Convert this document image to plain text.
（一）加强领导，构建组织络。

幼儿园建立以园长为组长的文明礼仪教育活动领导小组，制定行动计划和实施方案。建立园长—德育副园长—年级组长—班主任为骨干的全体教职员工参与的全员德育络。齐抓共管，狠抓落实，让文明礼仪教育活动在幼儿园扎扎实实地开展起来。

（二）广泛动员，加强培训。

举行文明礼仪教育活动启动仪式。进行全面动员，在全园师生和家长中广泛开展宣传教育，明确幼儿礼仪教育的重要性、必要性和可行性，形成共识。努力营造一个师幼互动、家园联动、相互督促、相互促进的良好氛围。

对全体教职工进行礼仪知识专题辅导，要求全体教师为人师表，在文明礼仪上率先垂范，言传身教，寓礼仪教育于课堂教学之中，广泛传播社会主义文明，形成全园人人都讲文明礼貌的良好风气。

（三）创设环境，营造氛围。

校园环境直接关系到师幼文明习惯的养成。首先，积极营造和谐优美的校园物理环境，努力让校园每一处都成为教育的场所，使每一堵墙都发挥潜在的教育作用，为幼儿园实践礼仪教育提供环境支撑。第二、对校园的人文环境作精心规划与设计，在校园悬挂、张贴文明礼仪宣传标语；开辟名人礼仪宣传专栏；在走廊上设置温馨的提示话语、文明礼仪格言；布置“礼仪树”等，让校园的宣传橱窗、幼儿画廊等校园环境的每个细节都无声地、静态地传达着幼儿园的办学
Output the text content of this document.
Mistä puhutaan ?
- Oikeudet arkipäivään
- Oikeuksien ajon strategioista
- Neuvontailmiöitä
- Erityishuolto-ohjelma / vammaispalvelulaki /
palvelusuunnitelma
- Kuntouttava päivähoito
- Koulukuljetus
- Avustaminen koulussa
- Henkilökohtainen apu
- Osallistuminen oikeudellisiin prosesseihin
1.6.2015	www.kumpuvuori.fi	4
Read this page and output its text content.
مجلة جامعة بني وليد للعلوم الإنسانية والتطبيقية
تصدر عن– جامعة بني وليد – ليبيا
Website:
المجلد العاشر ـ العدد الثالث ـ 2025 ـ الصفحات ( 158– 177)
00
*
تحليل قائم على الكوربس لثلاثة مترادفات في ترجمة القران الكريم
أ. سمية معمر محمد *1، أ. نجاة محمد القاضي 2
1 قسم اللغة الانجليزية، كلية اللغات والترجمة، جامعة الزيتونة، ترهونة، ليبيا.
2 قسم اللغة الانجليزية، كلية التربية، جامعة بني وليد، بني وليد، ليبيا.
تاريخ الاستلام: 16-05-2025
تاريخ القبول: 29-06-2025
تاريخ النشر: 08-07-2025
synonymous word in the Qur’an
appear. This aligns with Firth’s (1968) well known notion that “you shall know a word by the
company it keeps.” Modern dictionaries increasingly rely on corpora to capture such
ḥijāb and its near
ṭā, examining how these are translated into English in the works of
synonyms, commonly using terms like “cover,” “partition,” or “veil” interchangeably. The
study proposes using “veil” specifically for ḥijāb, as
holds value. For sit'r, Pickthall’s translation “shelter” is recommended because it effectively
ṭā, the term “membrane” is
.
==*==
Retype the entries exactly, including every line.

Convert this document image to plain text.
（一）加强领导，构建组织络。

幼儿园建立以园长为组长的文明礼仪教育活动领导小组，制定行动计划和实施方案。建立园长—德育副园长—年级组长—班主任为骨干的全体教职员工参与的全员德育络。齐抓共管，狠抓落实，让文明礼仪教育活动在幼儿园扎扎实实地开展起来。

（二）广泛动员，加强培训。

举行文明礼仪教育活动启动仪式。进行全面动员，在全园师生和家长中广泛开展宣传教育，明确幼儿礼仪教育的重要性、必要性和可行性，形成共识。努力营造一个师幼互动、家园联动、相互督促、相互促进的良好氛围。

对全体教职工进行礼仪知识专题辅导，要求全体教师为人师表，在文明礼仪上率先垂范，言传身教，寓礼仪教育于课堂教学之中，广泛传播社会主义文明，形成全园人人都讲文明礼貌的良好风气。

（三）创设环境，营造氛围。

校园环境直接关系到师幼文明习惯的养成。首先，积极营造和谐优美的校园物理环境，努力让校园每一处都成为教育的场所，使每一堵墙都发挥潜在的教育作用，为幼儿园实践礼仪教育提供环境支撑。第二、对校园的人文环境作精心规划与设计，在校园悬挂、张贴文明礼仪宣传标语；开辟名人礼仪宣传专栏；在走廊上设置温馨的提示话语、文明礼仪格言；布置“礼仪树”等，让校园的宣传橱窗、幼儿画廊等校园环境的每个细节都无声地、静态地传达着幼儿园的办学
Output the text content of this document.
Mistä puhutaan ?
- Oikeudet arkipäivään
- Oikeuksien ajon strategioista
- Neuvontailmiöitä
- Erityishuolto-ohjelma / vammaispalvelulaki /
palvelusuunnitelma
- Kuntouttava päivähoito
- Koulukuljetus
- Avustaminen koulussa
- Henkilökohtainen apu
- Osallistuminen oikeudellisiin prosesseihin
1.6.2015	www.kumpuvuori.fi	4
Read this page and output its text content.
مجلة جامعة بني وليد للعلوم الإنسانية والتطبيقية
تصدر عن– جامعة بني وليد – ليبيا
Website:
المجلد العاشر ـ العدد الثالث ـ 2025 ـ الصفحات ( 158– 177)
00
*
تحليل قائم على الكوربس لثلاثة مترادفات في ترجمة القران الكريم
أ. سمية معمر محمد *1، أ. نجاة محمد القاضي 2
1 قسم اللغة الانجليزية، كلية اللغات والترجمة، جامعة الزيتونة، ترهونة، ليبيا.
2 قسم اللغة الانجليزية، كلية التربية، جامعة بني وليد، بني وليد، ليبيا.
تاريخ الاستلام: 16-05-2025
تاريخ القبول: 29-06-2025
تاريخ النشر: 08-07-2025
synonymous word in the Qur’an
appear. This aligns with Firth’s (1968) well known notion that “you shall know a word by the
company it keeps.” Modern dictionaries increasingly rely on corpora to capture such
ḥijāb and its near
ṭā, examining how these are translated into English in the works of
synonyms, commonly using terms like “cover,” “partition,” or “veil” interchangeably. The
study proposes using “veil” specifically for ḥijāb, as
holds value. For sit'r, Pickthall’s translation “shelter” is recommended because it effectively
ṭā, the term “membrane” is
.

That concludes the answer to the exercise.